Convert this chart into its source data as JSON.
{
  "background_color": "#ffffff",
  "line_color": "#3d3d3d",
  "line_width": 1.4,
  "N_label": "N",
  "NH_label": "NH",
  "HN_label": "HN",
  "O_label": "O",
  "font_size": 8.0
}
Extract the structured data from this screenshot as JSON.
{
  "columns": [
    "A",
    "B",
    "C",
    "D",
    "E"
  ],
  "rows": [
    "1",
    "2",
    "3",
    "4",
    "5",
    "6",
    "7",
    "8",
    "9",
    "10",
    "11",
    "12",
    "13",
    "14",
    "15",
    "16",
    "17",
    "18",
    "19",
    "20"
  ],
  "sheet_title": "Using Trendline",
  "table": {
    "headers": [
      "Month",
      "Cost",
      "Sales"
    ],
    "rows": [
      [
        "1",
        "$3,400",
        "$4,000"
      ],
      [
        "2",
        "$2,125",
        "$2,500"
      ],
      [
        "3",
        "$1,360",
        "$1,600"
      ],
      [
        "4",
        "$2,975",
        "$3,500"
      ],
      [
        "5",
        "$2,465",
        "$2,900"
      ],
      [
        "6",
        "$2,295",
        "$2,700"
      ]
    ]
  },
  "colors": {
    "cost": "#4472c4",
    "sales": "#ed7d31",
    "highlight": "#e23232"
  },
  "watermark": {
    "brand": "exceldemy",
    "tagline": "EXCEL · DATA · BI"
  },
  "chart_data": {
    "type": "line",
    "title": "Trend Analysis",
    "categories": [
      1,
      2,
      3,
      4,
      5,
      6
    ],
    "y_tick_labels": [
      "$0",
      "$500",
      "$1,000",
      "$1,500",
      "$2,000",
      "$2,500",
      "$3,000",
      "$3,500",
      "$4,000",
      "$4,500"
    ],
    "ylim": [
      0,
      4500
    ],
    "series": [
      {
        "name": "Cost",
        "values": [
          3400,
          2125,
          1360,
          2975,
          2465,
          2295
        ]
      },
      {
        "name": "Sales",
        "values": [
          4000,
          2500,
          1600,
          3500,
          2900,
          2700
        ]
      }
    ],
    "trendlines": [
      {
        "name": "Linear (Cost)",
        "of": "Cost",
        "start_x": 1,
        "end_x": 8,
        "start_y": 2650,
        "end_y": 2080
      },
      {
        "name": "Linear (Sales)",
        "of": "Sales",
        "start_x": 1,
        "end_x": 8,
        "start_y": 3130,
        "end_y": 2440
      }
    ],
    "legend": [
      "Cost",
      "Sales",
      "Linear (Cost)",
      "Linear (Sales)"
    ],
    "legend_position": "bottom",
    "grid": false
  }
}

- [Your instructions]:
Please set down each line of the records exactly as given.

- [The output]:
Convert this chart into its source data as JSON.
{
  "background_color": "#ffffff",
  "line_color": "#3d3d3d",
  "line_width": 1.4,
  "N_label": "N",
  "NH_label": "NH",
  "HN_label": "HN",
  "O_label": "O",
  "font_size": 8.0
}
Extract the structured data from this screenshot as JSON.
{
  "columns": [
    "A",
    "B",
    "C",
    "D",
    "E"
  ],
  "rows": [
    "1",
    "2",
    "3",
    "4",
    "5",
    "6",
    "7",
    "8",
    "9",
    "10",
    "11",
    "12",
    "13",
    "14",
    "15",
    "16",
    "17",
    "18",
    "19",
    "20"
  ],
  "sheet_title": "Using Trendline",
  "table": {
    "headers": [
      "Month",
      "Cost",
      "Sales"
    ],
    "rows": [
      [
        "1",
        "$3,400",
        "$4,000"
      ],
      [
        "2",
        "$2,125",
        "$2,500"
      ],
      [
        "3",
        "$1,360",
        "$1,600"
      ],
      [
        "4",
        "$2,975",
        "$3,500"
      ],
      [
        "5",
        "$2,465",
        "$2,900"
      ],
      [
        "6",
        "$2,295",
        "$2,700"
      ]
    ]
  },
  "colors": {
    "cost": "#4472c4",
    "sales": "#ed7d31",
    "highlight": "#e23232"
  },
  "watermark": {
    "brand": "exceldemy",
    "tagline": "EXCEL · DATA · BI"
  },
  "chart_data": {
    "type": "line",
    "title": "Trend Analysis",
    "categories": [
      1,
      2,
      3,
      4,
      5,
      6
    ],
    "y_tick_labels": [
      "$0",
      "$500",
      "$1,000",
      "$1,500",
      "$2,000",
      "$2,500",
      "$3,000",
      "$3,500",
      "$4,000",
      "$4,500"
    ],
    "ylim": [
      0,
      4500
    ],
    "series": [
      {
        "name": "Cost",
        "values": [
          3400,
          2125,
          1360,
          2975,
          2465,
          2295
        ]
      },
      {
        "name": "Sales",
        "values": [
          4000,
          2500,
          1600,
          3500,
          2900,
          2700
        ]
      }
    ],
    "trendlines": [
      {
        "name": "Linear (Cost)",
        "of": "Cost",
        "start_x": 1,
        "end_x": 8,
        "start_y": 2650,
        "end_y": 2080
      },
      {
        "name": "Linear (Sales)",
        "of": "Sales",
        "start_x": 1,
        "end_x": 8,
        "start_y": 3130,
        "end_y": 2440
      }
    ],
    "legend": [
      "Cost",
      "Sales",
      "Linear (Cost)",
      "Linear (Sales)"
    ],
    "legend_position": "bottom",
    "grid": false
  }
}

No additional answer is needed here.